[Entries provided]:
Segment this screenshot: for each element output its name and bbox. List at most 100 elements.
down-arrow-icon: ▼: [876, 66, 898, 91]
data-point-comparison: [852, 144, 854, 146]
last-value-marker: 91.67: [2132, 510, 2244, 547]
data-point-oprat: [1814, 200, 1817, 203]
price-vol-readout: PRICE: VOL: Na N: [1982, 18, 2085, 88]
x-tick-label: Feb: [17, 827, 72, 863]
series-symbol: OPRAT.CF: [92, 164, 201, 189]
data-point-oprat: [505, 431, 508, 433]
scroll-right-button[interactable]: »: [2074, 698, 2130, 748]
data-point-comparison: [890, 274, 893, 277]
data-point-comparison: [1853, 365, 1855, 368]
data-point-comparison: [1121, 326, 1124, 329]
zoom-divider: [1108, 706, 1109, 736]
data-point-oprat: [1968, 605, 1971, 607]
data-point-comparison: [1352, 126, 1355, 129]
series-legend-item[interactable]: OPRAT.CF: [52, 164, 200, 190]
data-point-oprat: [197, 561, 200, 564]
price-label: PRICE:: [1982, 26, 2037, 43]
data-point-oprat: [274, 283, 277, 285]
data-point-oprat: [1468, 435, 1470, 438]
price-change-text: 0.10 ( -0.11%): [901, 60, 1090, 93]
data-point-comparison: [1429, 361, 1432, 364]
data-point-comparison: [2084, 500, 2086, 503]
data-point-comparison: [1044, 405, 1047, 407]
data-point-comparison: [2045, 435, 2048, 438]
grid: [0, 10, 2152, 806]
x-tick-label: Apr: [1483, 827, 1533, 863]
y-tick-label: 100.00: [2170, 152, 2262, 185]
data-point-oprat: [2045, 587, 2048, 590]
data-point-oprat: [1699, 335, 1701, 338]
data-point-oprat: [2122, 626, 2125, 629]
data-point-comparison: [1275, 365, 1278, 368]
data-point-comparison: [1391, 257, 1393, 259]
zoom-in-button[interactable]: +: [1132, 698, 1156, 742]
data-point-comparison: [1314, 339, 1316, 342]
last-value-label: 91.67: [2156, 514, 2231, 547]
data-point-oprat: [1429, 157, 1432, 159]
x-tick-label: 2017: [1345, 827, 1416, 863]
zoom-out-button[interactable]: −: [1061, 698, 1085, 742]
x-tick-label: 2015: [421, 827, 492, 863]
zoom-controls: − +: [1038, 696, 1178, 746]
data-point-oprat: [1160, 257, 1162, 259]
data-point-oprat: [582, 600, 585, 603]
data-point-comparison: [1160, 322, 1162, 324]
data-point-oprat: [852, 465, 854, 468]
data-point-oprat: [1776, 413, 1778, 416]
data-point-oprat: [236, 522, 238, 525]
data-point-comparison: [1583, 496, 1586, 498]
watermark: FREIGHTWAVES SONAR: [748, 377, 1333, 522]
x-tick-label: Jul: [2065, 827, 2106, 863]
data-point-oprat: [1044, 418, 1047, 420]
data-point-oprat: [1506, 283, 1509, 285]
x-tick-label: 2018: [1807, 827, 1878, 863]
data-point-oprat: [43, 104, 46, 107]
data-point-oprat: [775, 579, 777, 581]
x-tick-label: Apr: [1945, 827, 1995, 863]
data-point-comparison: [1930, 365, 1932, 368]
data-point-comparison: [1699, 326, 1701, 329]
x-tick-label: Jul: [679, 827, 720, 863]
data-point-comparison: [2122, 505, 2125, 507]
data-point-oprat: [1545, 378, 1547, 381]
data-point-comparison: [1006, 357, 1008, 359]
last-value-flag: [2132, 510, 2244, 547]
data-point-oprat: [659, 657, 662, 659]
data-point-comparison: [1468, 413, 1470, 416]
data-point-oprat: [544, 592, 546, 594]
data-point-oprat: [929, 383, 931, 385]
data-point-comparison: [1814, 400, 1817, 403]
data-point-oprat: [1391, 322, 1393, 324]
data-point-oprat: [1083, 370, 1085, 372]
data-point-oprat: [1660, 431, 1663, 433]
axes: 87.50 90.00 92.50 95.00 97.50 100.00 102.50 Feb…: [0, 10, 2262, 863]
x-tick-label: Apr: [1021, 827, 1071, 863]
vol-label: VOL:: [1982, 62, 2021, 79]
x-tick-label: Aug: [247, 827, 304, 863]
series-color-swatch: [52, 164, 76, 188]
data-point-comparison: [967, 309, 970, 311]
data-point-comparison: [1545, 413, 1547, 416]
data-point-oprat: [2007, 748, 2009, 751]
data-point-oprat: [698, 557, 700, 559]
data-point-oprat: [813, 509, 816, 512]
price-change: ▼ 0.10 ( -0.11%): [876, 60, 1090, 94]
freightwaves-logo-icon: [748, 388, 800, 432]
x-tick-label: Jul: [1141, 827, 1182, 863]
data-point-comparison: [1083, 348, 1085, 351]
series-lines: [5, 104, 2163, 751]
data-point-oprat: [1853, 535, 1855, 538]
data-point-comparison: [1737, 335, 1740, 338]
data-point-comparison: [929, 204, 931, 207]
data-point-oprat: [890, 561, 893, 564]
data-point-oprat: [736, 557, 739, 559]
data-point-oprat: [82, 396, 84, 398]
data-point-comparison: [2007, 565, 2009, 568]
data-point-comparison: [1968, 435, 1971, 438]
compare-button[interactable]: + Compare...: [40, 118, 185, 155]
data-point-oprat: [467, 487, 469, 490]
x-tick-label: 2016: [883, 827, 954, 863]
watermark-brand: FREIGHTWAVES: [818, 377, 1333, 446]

[Request]: Render every line of the entries above as a JSON array of strings, one string per line, omitting any blank lines.

[Output]:
[
  "Segment this screenshot: for each element output its name and bbox. List at most 100 elements.",
  "down-arrow-icon: ▼: [876, 66, 898, 91]",
  "data-point-comparison: [852, 144, 854, 146]",
  "last-value-marker: 91.67: [2132, 510, 2244, 547]",
  "data-point-oprat: [1814, 200, 1817, 203]",
  "price-vol-readout: PRICE: VOL: Na N: [1982, 18, 2085, 88]",
  "x-tick-label: Feb: [17, 827, 72, 863]",
  "series-symbol: OPRAT.CF: [92, 164, 201, 189]",
  "data-point-oprat: [505, 431, 508, 433]",
  "scroll-right-button[interactable]: »: [2074, 698, 2130, 748]",
  "data-point-comparison: [890, 274, 893, 277]",
  "data-point-comparison: [1853, 365, 1855, 368]",
  "data-point-comparison: [1121, 326, 1124, 329]",
  "zoom-divider: [1108, 706, 1109, 736]",
  "data-point-oprat: [1968, 605, 1971, 607]",
  "data-point-comparison: [1352, 126, 1355, 129]",
  "series-legend-item[interactable]: OPRAT.CF: [52, 164, 200, 190]",
  "data-point-oprat: [197, 561, 200, 564]",
  "price-label: PRICE:: [1982, 26, 2037, 43]",
  "data-point-oprat: [274, 283, 277, 285]",
  "data-point-oprat: [1468, 435, 1470, 438]",
  "price-change-text: 0.10 ( -0.11%): [901, 60, 1090, 93]",
  "data-point-comparison: [1429, 361, 1432, 364]",
  "data-point-comparison: [2084, 500, 2086, 503]",
  "data-point-comparison: [1044, 405, 1047, 407]",
  "data-point-comparison: [2045, 435, 2048, 438]",
  "grid: [0, 10, 2152, 806]",
  "x-tick-label: Apr: [1483, 827, 1533, 863]",
  "y-tick-label: 100.00: [2170, 152, 2262, 185]",
  "data-point-oprat: [2045, 587, 2048, 590]",
  "data-point-oprat: [1699, 335, 1701, 338]",
  "data-point-oprat: [2122, 626, 2125, 629]",
  "data-point-comparison: [1275, 365, 1278, 368]",
  "data-point-comparison: [1391, 257, 1393, 259]",
  "zoom-in-button[interactable]: +: [1132, 698, 1156, 742]",
  "data-point-comparison: [1314, 339, 1316, 342]",
  "last-value-label: 91.67: [2156, 514, 2231, 547]",
  "data-point-oprat: [1429, 157, 1432, 159]",
  "x-tick-label: 2017: [1345, 827, 1416, 863]",
  "zoom-out-button[interactable]: −: [1061, 698, 1085, 742]",
  "x-tick-label: 2015: [421, 827, 492, 863]",
  "zoom-controls: − +: [1038, 696, 1178, 746]",
  "data-point-oprat: [1160, 257, 1162, 259]",
  "data-point-oprat: [582, 600, 585, 603]",
  "data-point-comparison: [1160, 322, 1162, 324]",
  "data-point-oprat: [852, 465, 854, 468]",
  "data-point-oprat: [1776, 413, 1778, 416]",
  "data-point-oprat: [236, 522, 238, 525]",
  "data-point-comparison: [1583, 496, 1586, 498]",
  "watermark: FREIGHTWAVES SONAR: [748, 377, 1333, 522]",
  "x-tick-label: Jul: [2065, 827, 2106, 863]",
  "data-point-oprat: [1044, 418, 1047, 420]",
  "data-point-oprat: [1506, 283, 1509, 285]",
  "x-tick-label: 2018: [1807, 827, 1878, 863]",
  "data-point-oprat: [43, 104, 46, 107]",
  "data-point-oprat: [775, 579, 777, 581]",
  "x-tick-label: Apr: [1945, 827, 1995, 863]",
  "data-point-comparison: [1930, 365, 1932, 368]",
  "data-point-comparison: [1699, 326, 1701, 329]",
  "x-tick-label: Jul: [679, 827, 720, 863]",
  "data-point-comparison: [2122, 505, 2125, 507]",
  "data-point-oprat: [1545, 378, 1547, 381]",
  "data-point-comparison: [1006, 357, 1008, 359]",
  "last-value-flag: [2132, 510, 2244, 547]",
  "data-point-oprat: [659, 657, 662, 659]",
  "data-point-comparison: [1468, 413, 1470, 416]",
  "data-point-oprat: [544, 592, 546, 594]",
  "data-point-oprat: [929, 383, 931, 385]",
  "data-point-comparison: [1814, 400, 1817, 403]",
  "data-point-oprat: [1391, 322, 1393, 324]",
  "data-point-oprat: [1083, 370, 1085, 372]",
  "data-point-oprat: [1660, 431, 1663, 433]",
  "axes: 87.50 90.00 92.50 95.00 97.50 100.00 102.50 Feb…: [0, 10, 2262, 863]",
  "x-tick-label: Apr: [1021, 827, 1071, 863]",
  "vol-label: VOL:: [1982, 62, 2021, 79]",
  "x-tick-label: Aug: [247, 827, 304, 863]",
  "series-color-swatch: [52, 164, 76, 188]",
  "data-point-comparison: [967, 309, 970, 311]",
  "data-point-comparison: [1545, 413, 1547, 416]",
  "data-point-oprat: [2007, 748, 2009, 751]",
  "data-point-oprat: [698, 557, 700, 559]",
  "data-point-oprat: [813, 509, 816, 512]",
  "price-change: ▼ 0.10 ( -0.11%): [876, 60, 1090, 94]",
  "freightwaves-logo-icon: [748, 388, 800, 432]",
  "x-tick-label: Jul: [1141, 827, 1182, 863]",
  "data-point-comparison: [1083, 348, 1085, 351]",
  "series-lines: [5, 104, 2163, 751]",
  "data-point-oprat: [1853, 535, 1855, 538]",
  "data-point-comparison: [1737, 335, 1740, 338]",
  "data-point-comparison: [929, 204, 931, 207]",
  "data-point-oprat: [890, 561, 893, 564]",
  "data-point-oprat: [736, 557, 739, 559]",
  "data-point-oprat: [82, 396, 84, 398]",
  "data-point-comparison: [2007, 565, 2009, 568]",
  "data-point-comparison: [1968, 435, 1971, 438]",
  "compare-button[interactable]: + Compare...: [40, 118, 185, 155]",
  "data-point-oprat: [467, 487, 469, 490]",
  "x-tick-label: 2016: [883, 827, 954, 863]",
  "watermark-brand: FREIGHTWAVES: [818, 377, 1333, 446]"
]